_Provided data_
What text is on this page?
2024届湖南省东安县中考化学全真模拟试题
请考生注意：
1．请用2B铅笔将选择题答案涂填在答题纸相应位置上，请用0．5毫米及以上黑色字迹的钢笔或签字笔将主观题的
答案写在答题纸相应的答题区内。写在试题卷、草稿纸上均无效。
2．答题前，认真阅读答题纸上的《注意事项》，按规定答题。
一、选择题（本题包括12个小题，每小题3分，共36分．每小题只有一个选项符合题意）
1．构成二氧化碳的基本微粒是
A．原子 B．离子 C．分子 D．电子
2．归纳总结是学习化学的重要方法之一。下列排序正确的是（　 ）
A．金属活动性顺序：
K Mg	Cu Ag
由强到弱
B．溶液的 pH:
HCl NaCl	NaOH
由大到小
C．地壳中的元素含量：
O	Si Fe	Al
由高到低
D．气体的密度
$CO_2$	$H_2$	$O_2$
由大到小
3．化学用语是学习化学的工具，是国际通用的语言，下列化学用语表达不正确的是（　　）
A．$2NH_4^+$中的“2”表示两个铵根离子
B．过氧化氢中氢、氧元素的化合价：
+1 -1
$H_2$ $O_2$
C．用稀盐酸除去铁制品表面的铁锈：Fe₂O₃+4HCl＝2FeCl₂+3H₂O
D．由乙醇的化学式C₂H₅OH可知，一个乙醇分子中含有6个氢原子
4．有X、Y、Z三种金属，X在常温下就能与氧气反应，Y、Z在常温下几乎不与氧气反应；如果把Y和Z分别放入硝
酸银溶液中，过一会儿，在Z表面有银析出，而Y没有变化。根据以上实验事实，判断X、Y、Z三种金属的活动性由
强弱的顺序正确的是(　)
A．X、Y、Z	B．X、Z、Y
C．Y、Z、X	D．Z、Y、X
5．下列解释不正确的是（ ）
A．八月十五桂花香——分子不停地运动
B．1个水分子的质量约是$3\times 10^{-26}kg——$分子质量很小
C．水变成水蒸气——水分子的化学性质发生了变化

_Directions for this task_
Your task is to retype all of the records exactly.

_Solution to the problem_
What text is on this page?
2024届湖南省东安县中考化学全真模拟试题
请考生注意：
1．请用2B铅笔将选择题答案涂填在答题纸相应位置上，请用0．5毫米及以上黑色字迹的钢笔或签字笔将主观题的
答案写在答题纸相应的答题区内。写在试题卷、草稿纸上均无效。
2．答题前，认真阅读答题纸上的《注意事项》，按规定答题。
一、选择题（本题包括12个小题，每小题3分，共36分．每小题只有一个选项符合题意）
1．构成二氧化碳的基本微粒是
A．原子 B．离子 C．分子 D．电子
2．归纳总结是学习化学的重要方法之一。下列排序正确的是（　 ）
A．金属活动性顺序：
K Mg	Cu Ag
由强到弱
B．溶液的 pH:
HCl NaCl	NaOH
由大到小
C．地壳中的元素含量：
O	Si Fe	Al
由高到低
D．气体的密度
$CO_2$	$H_2$	$O_2$
由大到小
3．化学用语是学习化学的工具，是国际通用的语言，下列化学用语表达不正确的是（　　）
A．$2NH_4^+$中的“2”表示两个铵根离子
B．过氧化氢中氢、氧元素的化合价：
+1 -1
$H_2$ $O_2$
C．用稀盐酸除去铁制品表面的铁锈：Fe₂O₃+4HCl＝2FeCl₂+3H₂O
D．由乙醇的化学式C₂H₅OH可知，一个乙醇分子中含有6个氢原子
4．有X、Y、Z三种金属，X在常温下就能与氧气反应，Y、Z在常温下几乎不与氧气反应；如果把Y和Z分别放入硝
酸银溶液中，过一会儿，在Z表面有银析出，而Y没有变化。根据以上实验事实，判断X、Y、Z三种金属的活动性由
强弱的顺序正确的是(　)
A．X、Y、Z	B．X、Z、Y
C．Y、Z、X	D．Z、Y、X
5．下列解释不正确的是（ ）
A．八月十五桂花香——分子不停地运动
B．1个水分子的质量约是$3\times 10^{-26}kg——$分子质量很小
C．水变成水蒸气——水分子的化学性质发生了变化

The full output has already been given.